Problem requirements: Take the material below and write it all out again exactly.

Dataset records:
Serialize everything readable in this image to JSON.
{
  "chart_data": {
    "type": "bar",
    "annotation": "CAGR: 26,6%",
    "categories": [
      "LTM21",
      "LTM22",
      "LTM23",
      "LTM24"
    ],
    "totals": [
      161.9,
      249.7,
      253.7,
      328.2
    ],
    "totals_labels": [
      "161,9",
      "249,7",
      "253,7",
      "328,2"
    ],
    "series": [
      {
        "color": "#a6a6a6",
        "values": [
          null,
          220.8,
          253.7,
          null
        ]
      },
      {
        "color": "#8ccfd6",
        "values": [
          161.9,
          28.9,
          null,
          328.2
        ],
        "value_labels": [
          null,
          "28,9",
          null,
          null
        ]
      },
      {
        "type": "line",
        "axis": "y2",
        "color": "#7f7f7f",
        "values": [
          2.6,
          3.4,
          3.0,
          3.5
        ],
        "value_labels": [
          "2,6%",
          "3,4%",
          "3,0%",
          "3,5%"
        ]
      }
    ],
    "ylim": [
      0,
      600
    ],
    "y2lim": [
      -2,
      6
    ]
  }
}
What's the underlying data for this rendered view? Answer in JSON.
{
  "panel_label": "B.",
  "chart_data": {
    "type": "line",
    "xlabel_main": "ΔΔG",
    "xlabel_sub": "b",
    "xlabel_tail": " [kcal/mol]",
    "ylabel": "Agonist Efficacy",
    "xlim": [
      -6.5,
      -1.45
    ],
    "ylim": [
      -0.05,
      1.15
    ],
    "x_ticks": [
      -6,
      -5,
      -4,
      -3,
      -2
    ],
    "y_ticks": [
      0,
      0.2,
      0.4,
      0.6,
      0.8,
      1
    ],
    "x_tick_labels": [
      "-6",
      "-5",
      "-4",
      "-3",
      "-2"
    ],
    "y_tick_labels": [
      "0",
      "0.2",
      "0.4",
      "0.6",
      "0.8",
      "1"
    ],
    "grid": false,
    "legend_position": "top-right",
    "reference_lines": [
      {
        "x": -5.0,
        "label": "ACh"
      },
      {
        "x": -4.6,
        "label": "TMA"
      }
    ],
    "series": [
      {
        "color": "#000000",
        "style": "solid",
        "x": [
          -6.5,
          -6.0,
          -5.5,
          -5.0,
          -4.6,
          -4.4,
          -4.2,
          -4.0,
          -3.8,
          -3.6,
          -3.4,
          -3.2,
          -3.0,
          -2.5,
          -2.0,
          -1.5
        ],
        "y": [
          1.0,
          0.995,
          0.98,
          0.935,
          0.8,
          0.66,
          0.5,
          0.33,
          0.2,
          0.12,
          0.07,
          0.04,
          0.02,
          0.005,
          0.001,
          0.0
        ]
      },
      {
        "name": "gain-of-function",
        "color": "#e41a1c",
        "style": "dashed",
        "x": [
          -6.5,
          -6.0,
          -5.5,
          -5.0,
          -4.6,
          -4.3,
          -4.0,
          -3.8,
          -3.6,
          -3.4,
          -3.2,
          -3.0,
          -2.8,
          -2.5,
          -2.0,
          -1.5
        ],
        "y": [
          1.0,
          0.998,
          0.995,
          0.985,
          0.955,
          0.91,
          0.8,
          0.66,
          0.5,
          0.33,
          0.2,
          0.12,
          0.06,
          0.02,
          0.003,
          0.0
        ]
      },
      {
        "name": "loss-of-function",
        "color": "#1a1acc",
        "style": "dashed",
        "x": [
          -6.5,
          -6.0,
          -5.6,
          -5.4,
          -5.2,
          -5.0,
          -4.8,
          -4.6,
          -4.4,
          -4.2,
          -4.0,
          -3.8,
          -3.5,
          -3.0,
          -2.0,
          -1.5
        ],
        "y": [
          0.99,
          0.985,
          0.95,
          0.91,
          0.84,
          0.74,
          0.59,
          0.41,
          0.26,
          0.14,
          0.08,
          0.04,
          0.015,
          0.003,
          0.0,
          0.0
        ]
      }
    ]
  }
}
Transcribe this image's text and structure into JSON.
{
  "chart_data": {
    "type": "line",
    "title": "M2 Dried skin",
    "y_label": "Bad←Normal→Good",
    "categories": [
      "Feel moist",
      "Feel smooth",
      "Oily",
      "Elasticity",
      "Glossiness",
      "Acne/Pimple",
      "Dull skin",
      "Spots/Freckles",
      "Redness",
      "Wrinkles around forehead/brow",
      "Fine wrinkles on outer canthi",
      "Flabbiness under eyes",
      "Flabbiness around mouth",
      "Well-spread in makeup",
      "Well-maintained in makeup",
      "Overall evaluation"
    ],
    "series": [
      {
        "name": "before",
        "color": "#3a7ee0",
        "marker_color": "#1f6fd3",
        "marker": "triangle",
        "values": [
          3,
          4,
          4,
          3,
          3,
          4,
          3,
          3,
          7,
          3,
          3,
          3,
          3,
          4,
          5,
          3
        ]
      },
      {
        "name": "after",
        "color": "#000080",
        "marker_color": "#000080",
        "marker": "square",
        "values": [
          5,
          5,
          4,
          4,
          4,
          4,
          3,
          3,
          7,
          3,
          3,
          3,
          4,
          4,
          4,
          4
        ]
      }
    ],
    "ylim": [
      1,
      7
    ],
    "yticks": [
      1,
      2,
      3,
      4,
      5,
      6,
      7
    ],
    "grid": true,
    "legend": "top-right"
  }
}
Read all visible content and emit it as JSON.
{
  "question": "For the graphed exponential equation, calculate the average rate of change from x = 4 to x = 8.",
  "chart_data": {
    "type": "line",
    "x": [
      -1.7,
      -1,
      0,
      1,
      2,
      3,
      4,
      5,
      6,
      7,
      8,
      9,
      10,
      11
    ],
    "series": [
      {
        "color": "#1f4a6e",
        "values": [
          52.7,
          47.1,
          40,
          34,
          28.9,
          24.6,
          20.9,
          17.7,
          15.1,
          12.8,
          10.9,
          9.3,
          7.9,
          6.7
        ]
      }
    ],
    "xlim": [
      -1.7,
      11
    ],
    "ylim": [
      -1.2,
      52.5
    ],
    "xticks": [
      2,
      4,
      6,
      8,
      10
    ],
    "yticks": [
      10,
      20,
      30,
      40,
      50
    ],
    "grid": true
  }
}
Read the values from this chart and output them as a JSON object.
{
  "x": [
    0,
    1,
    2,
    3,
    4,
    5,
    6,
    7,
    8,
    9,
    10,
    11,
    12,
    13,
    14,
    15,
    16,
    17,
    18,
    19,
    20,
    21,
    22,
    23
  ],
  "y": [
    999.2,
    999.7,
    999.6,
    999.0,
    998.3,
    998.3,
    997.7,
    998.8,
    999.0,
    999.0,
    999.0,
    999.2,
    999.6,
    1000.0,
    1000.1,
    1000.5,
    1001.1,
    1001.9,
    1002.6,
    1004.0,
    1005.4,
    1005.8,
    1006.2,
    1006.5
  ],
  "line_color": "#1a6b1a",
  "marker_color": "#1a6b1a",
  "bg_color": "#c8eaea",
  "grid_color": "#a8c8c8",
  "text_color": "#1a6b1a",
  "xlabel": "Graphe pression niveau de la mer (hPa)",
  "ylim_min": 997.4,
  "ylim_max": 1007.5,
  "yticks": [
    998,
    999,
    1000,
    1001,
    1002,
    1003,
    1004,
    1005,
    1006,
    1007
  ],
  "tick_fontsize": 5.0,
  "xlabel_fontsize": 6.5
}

Answer to the exercise:
Serialize everything readable in this image to JSON.
{
  "chart_data": {
    "type": "bar",
    "annotation": "CAGR: 26,6%",
    "categories": [
      "LTM21",
      "LTM22",
      "LTM23",
      "LTM24"
    ],
    "totals": [
      161.9,
      249.7,
      253.7,
      328.2
    ],
    "totals_labels": [
      "161,9",
      "249,7",
      "253,7",
      "328,2"
    ],
    "series": [
      {
        "color": "#a6a6a6",
        "values": [
          null,
          220.8,
          253.7,
          null
        ]
      },
      {
        "color": "#8ccfd6",
        "values": [
          161.9,
          28.9,
          null,
          328.2
        ],
        "value_labels": [
          null,
          "28,9",
          null,
          null
        ]
      },
      {
        "type": "line",
        "axis": "y2",
        "color": "#7f7f7f",
        "values": [
          2.6,
          3.4,
          3.0,
          3.5
        ],
        "value_labels": [
          "2,6%",
          "3,4%",
          "3,0%",
          "3,5%"
        ]
      }
    ],
    "ylim": [
      0,
      600
    ],
    "y2lim": [
      -2,
      6
    ]
  }
}
What's the underlying data for this rendered view? Answer in JSON.
{
  "panel_label": "B.",
  "chart_data": {
    "type": "line",
    "xlabel_main": "ΔΔG",
    "xlabel_sub": "b",
    "xlabel_tail": " [kcal/mol]",
    "ylabel": "Agonist Efficacy",
    "xlim": [
      -6.5,
      -1.45
    ],
    "ylim": [
      -0.05,
      1.15
    ],
    "x_ticks": [
      -6,
      -5,
      -4,
      -3,
      -2
    ],
    "y_ticks": [
      0,
      0.2,
      0.4,
      0.6,
      0.8,
      1
    ],
    "x_tick_labels": [
      "-6",
      "-5",
      "-4",
      "-3",
      "-2"
    ],
    "y_tick_labels": [
      "0",
      "0.2",
      "0.4",
      "0.6",
      "0.8",
      "1"
    ],
    "grid": false,
    "legend_position": "top-right",
    "reference_lines": [
      {
        "x": -5.0,
        "label": "ACh"
      },
      {
        "x": -4.6,
        "label": "TMA"
      }
    ],
    "series": [
      {
        "color": "#000000",
        "style": "solid",
        "x": [
          -6.5,
          -6.0,
          -5.5,
          -5.0,
          -4.6,
          -4.4,
          -4.2,
          -4.0,
          -3.8,
          -3.6,
          -3.4,
          -3.2,
          -3.0,
          -2.5,
          -2.0,
          -1.5
        ],
        "y": [
          1.0,
          0.995,
          0.98,
          0.935,
          0.8,
          0.66,
          0.5,
          0.33,
          0.2,
          0.12,
          0.07,
          0.04,
          0.02,
          0.005,
          0.001,
          0.0
        ]
      },
      {
        "name": "gain-of-function",
        "color": "#e41a1c",
        "style": "dashed",
        "x": [
          -6.5,
          -6.0,
          -5.5,
          -5.0,
          -4.6,
          -4.3,
          -4.0,
          -3.8,
          -3.6,
          -3.4,
          -3.2,
          -3.0,
          -2.8,
          -2.5,
          -2.0,
          -1.5
        ],
        "y": [
          1.0,
          0.998,
          0.995,
          0.985,
          0.955,
          0.91,
          0.8,
          0.66,
          0.5,
          0.33,
          0.2,
          0.12,
          0.06,
          0.02,
          0.003,
          0.0
        ]
      },
      {
        "name": "loss-of-function",
        "color": "#1a1acc",
        "style": "dashed",
        "x": [
          -6.5,
          -6.0,
          -5.6,
          -5.4,
          -5.2,
          -5.0,
          -4.8,
          -4.6,
          -4.4,
          -4.2,
          -4.0,
          -3.8,
          -3.5,
          -3.0,
          -2.0,
          -1.5
        ],
        "y": [
          0.99,
          0.985,
          0.95,
          0.91,
          0.84,
          0.74,
          0.59,
          0.41,
          0.26,
          0.14,
          0.08,
          0.04,
          0.015,
          0.003,
          0.0,
          0.0
        ]
      }
    ]
  }
}
Transcribe this image's text and structure into JSON.
{
  "chart_data": {
    "type": "line",
    "title": "M2 Dried skin",
    "y_label": "Bad←Normal→Good",
    "categories": [
      "Feel moist",
      "Feel smooth",
      "Oily",
      "Elasticity",
      "Glossiness",
      "Acne/Pimple",
      "Dull skin",
      "Spots/Freckles",
      "Redness",
      "Wrinkles around forehead/brow",
      "Fine wrinkles on outer canthi",
      "Flabbiness under eyes",
      "Flabbiness around mouth",
      "Well-spread in makeup",
      "Well-maintained in makeup",
      "Overall evaluation"
    ],
    "series": [
      {
        "name": "before",
        "color": "#3a7ee0",
        "marker_color": "#1f6fd3",
        "marker": "triangle",
        "values": [
          3,
          4,
          4,
          3,
          3,
          4,
          3,
          3,
          7,
          3,
          3,
          3,
          3,
          4,
          5,
          3
        ]
      },
      {
        "name": "after",
        "color": "#000080",
        "marker_color": "#000080",
        "marker": "square",
        "values": [
          5,
          5,
          4,
          4,
          4,
          4,
          3,
          3,
          7,
          3,
          3,
          3,
          4,
          4,
          4,
          4
        ]
      }
    ],
    "ylim": [
      1,
      7
    ],
    "yticks": [
      1,
      2,
      3,
      4,
      5,
      6,
      7
    ],
    "grid": true,
    "legend": "top-right"
  }
}
Read all visible content and emit it as JSON.
{
  "question": "For the graphed exponential equation, calculate the average rate of change from x = 4 to x = 8.",
  "chart_data": {
    "type": "line",
    "x": [
      -1.7,
      -1,
      0,
      1,
      2,
      3,
      4,
      5,
      6,
      7,
      8,
      9,
      10,
      11
    ],
    "series": [
      {
        "color": "#1f4a6e",
        "values": [
          52.7,
          47.1,
          40,
          34,
          28.9,
          24.6,
          20.9,
          17.7,
          15.1,
          12.8,
          10.9,
          9.3,
          7.9,
          6.7
        ]
      }
    ],
    "xlim": [
      -1.7,
      11
    ],
    "ylim": [
      -1.2,
      52.5
    ],
    "xticks": [
      2,
      4,
      6,
      8,
      10
    ],
    "yticks": [
      10,
      20,
      30,
      40,
      50
    ],
    "grid": true
  }
}
Read the values from this chart and output them as a JSON object.
{
  "x": [
    0,
    1,
    2,
    3,
    4,
    5,
    6,
    7,
    8,
    9,
    10,
    11,
    12,
    13,
    14,
    15,
    16,
    17,
    18,
    19,
    20,
    21,
    22,
    23
  ],
  "y": [
    999.2,
    999.7,
    999.6,
    999.0,
    998.3,
    998.3,
    997.7,
    998.8,
    999.0,
    999.0,
    999.0,
    999.2,
    999.6,
    1000.0,
    1000.1,
    1000.5,
    1001.1,
    1001.9,
    1002.6,
    1004.0,
    1005.4,
    1005.8,
    1006.2,
    1006.5
  ],
  "line_color": "#1a6b1a",
  "marker_color": "#1a6b1a",
  "bg_color": "#c8eaea",
  "grid_color": "#a8c8c8",
  "text_color": "#1a6b1a",
  "xlabel": "Graphe pression niveau de la mer (hPa)",
  "ylim_min": 997.4,
  "ylim_max": 1007.5,
  "yticks": [
    998,
    999,
    1000,
    1001,
    1002,
    1003,
    1004,
    1005,
    1006,
    1007
  ],
  "tick_fontsize": 5.0,
  "xlabel_fontsize": 6.5
}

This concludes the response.